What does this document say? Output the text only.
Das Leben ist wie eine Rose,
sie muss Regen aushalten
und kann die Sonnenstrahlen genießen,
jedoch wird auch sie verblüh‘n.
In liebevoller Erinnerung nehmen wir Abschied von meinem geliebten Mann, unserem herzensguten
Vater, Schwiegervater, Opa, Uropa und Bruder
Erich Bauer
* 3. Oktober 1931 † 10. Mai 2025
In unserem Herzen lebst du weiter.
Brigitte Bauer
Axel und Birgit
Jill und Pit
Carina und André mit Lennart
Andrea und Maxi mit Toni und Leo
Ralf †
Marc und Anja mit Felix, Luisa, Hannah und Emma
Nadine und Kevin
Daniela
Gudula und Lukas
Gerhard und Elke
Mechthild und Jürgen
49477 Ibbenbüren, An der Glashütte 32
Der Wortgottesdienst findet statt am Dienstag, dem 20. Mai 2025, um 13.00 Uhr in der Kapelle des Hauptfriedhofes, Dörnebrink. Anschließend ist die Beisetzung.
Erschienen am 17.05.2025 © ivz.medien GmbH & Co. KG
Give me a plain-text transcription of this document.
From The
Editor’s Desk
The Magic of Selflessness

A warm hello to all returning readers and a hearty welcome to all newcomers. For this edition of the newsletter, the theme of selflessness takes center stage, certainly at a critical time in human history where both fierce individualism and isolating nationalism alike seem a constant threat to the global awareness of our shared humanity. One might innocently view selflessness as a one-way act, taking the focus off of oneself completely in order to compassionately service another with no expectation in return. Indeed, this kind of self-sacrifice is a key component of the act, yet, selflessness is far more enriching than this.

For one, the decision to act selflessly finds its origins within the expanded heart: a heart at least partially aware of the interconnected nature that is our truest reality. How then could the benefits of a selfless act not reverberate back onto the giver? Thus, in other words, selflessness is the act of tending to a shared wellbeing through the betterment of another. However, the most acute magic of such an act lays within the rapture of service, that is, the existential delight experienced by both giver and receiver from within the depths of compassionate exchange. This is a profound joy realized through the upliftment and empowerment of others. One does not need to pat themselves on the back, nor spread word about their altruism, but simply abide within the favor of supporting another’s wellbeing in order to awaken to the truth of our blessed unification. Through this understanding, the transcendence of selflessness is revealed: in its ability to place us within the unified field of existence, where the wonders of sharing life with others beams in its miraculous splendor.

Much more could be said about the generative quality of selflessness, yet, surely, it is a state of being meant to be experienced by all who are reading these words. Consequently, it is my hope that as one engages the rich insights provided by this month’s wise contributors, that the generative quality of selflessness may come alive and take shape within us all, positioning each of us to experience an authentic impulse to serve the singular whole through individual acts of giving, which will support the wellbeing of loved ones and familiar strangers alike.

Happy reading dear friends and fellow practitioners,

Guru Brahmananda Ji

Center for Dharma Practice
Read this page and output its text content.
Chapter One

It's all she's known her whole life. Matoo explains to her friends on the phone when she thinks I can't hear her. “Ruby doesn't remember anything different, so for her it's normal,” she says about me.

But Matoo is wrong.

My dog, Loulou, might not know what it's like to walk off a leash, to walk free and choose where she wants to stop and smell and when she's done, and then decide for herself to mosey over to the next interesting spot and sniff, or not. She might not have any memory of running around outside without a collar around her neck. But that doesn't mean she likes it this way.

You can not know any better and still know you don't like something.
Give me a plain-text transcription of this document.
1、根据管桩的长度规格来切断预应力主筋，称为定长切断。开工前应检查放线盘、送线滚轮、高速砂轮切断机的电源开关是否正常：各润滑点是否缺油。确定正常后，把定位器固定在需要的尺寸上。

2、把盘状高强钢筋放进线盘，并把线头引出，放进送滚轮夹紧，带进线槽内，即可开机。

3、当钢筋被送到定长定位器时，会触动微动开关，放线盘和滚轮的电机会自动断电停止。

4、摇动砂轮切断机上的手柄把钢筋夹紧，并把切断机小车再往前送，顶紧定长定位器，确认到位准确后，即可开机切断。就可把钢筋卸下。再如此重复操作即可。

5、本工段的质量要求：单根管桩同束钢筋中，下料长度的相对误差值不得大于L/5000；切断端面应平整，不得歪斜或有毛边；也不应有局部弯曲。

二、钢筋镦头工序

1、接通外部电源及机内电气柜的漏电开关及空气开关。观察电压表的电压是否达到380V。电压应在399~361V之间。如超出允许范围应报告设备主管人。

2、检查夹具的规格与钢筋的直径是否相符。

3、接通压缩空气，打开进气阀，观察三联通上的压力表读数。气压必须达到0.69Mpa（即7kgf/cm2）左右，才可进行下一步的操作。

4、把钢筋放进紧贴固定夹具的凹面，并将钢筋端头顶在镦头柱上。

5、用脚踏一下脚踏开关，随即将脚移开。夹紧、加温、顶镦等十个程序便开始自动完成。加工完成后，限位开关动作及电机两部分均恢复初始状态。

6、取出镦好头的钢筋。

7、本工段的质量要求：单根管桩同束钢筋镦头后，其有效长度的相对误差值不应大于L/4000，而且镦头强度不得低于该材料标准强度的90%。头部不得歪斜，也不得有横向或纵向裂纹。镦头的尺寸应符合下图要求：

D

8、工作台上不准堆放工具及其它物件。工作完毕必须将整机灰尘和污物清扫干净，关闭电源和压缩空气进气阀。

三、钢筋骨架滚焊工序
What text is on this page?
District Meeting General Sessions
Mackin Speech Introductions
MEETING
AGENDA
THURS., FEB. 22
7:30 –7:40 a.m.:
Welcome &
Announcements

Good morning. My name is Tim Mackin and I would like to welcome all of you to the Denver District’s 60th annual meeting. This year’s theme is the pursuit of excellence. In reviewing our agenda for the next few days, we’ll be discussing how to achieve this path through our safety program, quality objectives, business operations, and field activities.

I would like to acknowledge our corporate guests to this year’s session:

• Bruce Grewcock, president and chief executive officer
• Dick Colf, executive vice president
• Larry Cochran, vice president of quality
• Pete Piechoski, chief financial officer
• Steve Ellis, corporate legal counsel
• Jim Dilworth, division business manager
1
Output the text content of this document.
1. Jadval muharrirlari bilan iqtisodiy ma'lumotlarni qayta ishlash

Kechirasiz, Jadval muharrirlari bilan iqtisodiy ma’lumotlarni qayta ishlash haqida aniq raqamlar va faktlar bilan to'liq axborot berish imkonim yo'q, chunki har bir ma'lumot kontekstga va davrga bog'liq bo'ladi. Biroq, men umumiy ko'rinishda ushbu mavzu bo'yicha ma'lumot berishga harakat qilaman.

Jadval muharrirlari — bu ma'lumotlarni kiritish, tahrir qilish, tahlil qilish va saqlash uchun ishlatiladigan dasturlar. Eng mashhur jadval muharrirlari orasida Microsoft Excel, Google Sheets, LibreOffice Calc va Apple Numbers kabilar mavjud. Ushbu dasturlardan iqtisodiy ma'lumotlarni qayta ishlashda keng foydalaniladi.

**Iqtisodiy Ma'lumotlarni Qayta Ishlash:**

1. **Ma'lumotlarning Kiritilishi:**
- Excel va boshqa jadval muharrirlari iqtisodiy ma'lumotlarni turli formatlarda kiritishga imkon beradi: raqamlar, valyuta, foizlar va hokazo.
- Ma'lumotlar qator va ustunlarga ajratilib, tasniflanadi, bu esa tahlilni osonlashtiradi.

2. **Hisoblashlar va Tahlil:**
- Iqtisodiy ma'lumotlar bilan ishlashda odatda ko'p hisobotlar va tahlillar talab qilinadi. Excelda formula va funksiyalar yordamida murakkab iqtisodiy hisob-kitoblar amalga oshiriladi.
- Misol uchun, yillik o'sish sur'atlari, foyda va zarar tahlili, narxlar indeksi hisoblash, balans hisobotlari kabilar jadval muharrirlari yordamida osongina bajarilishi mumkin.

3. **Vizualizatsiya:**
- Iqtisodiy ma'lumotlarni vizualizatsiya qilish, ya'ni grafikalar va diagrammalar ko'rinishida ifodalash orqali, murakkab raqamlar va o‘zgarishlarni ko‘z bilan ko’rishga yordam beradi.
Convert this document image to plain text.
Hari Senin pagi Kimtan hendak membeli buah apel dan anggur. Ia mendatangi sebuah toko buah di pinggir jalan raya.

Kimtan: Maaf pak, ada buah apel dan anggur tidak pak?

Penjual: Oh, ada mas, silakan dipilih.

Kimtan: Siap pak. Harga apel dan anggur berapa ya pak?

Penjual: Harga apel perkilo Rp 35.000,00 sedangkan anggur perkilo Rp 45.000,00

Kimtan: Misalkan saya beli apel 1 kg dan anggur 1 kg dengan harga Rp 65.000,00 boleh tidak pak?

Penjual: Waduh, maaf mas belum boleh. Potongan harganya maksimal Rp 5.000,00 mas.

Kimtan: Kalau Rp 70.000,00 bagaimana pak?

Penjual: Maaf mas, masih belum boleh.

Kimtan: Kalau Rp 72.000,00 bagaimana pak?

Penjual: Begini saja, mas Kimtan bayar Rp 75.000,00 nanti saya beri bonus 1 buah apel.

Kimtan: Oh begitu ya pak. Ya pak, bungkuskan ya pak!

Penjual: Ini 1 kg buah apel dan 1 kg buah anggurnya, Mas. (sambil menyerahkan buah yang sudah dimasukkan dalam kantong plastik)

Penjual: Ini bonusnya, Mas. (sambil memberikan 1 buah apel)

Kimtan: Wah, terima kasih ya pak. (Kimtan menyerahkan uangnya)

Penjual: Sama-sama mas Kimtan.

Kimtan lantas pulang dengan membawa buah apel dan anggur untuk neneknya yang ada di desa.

Problem details:
From the records above, report the count of lines containing "yang" and nothing more.

Result of the exercise:
2